> **SHORT EXERCISE**
Using the listing below, select the lines with the word "kind" and copy them.
#### ENTRIES
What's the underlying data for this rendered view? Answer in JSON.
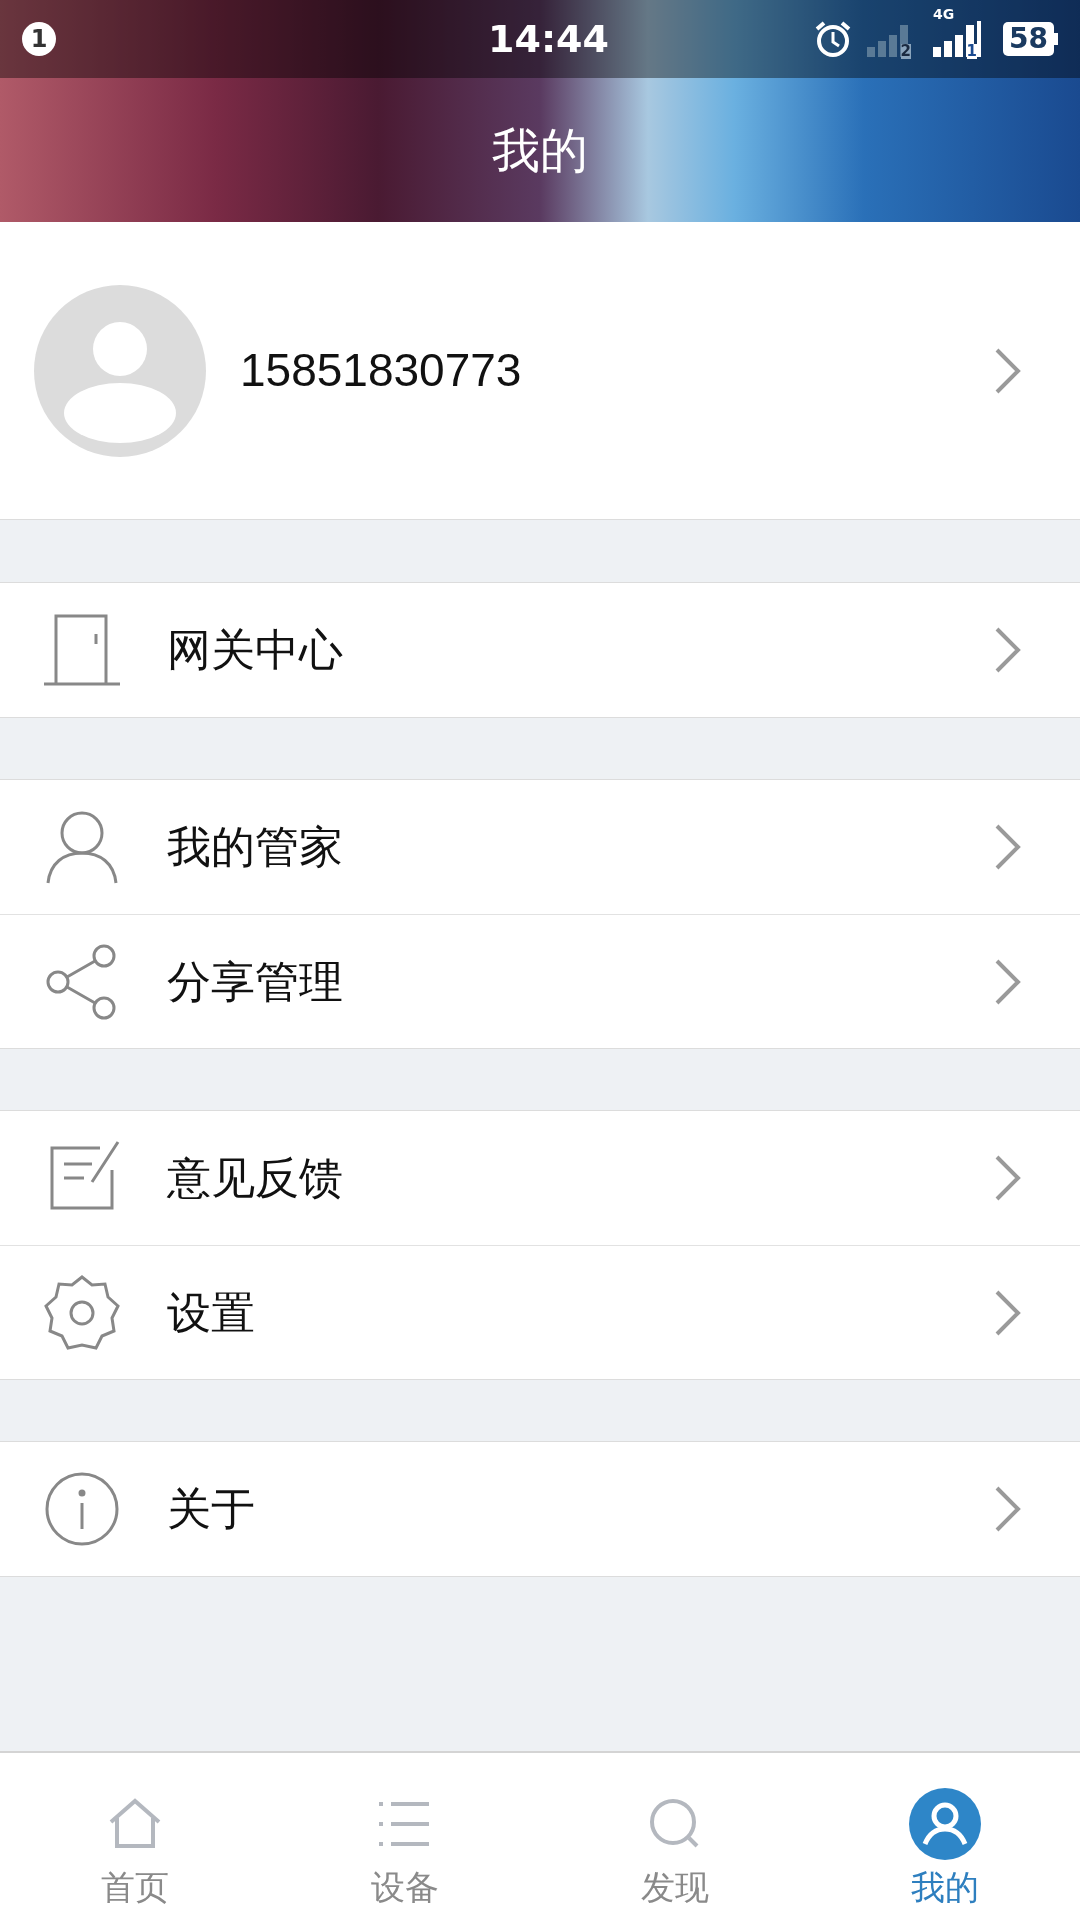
{
  "status_bar": {
    "notification_count": "1",
    "time": "14:44",
    "sim2_label": "2",
    "network_label": "4G",
    "sim1_label": "1",
    "battery": "58"
  },
  "header": {
    "title": "我的"
  },
  "profile": {
    "phone": "15851830773"
  },
  "groups": [
    [
      {
        "kind": "gateway",
        "label": "网关中心"
      }
    ],
    [
      {
        "kind": "person",
        "label": "我的管家"
      },
      {
        "kind": "share",
        "label": "分享管理"
      }
    ],
    [
      {
        "kind": "feedback",
        "label": "意见反馈"
      },
      {
        "kind": "settings",
        "label": "设置"
      }
    ],
    [
      {
        "kind": "info",
        "label": "关于"
      }
    ]
  ],
  "tabs": [
    {
      "kind": "home",
      "label": "首页",
      "selected": false
    },
    {
      "kind": "list",
      "label": "设备",
      "selected": false
    },
    {
      "kind": "search",
      "label": "发现",
      "selected": false
    },
    {
      "kind": "me",
      "label": "我的",
      "selected": true
    }
  ]
}
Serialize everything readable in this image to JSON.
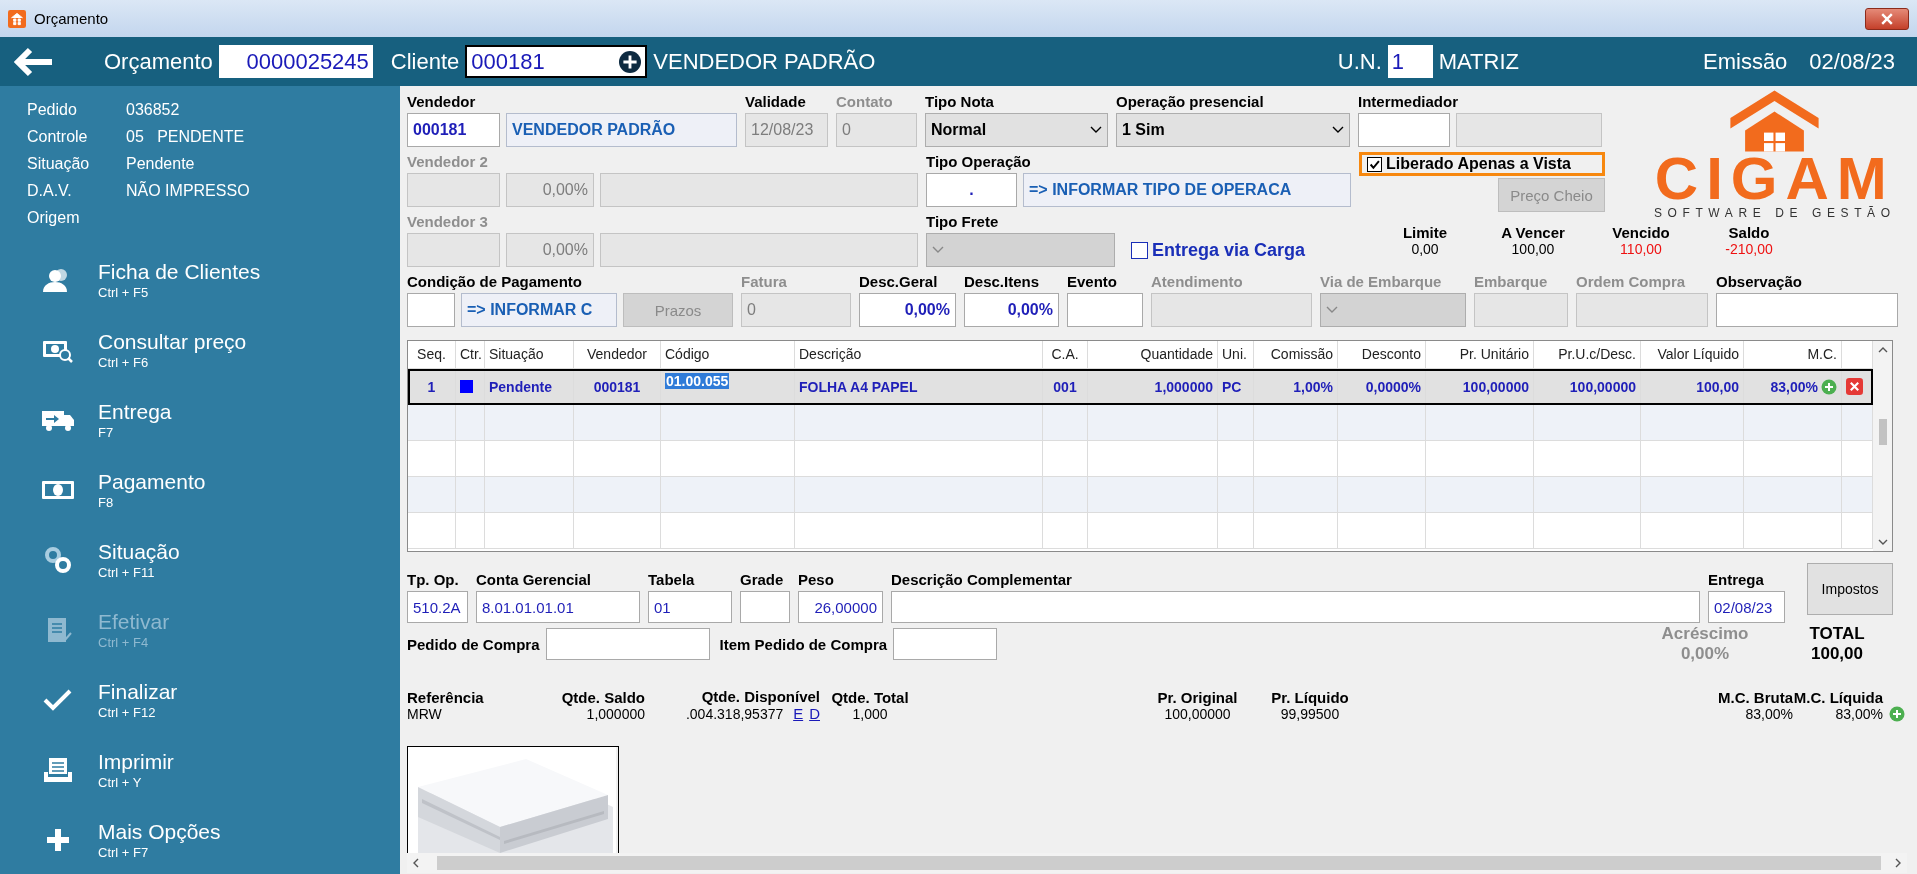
########
> **FINISHED EXERCISE**
        "kind": "gateway",
        "kind": "person",
        "kind": "share",
        "kind": "feedback",
        "kind": "settings",
        "kind": "info",
      "kind": "home",
      "kind": "list",
      "kind": "search",
      "kind": "me",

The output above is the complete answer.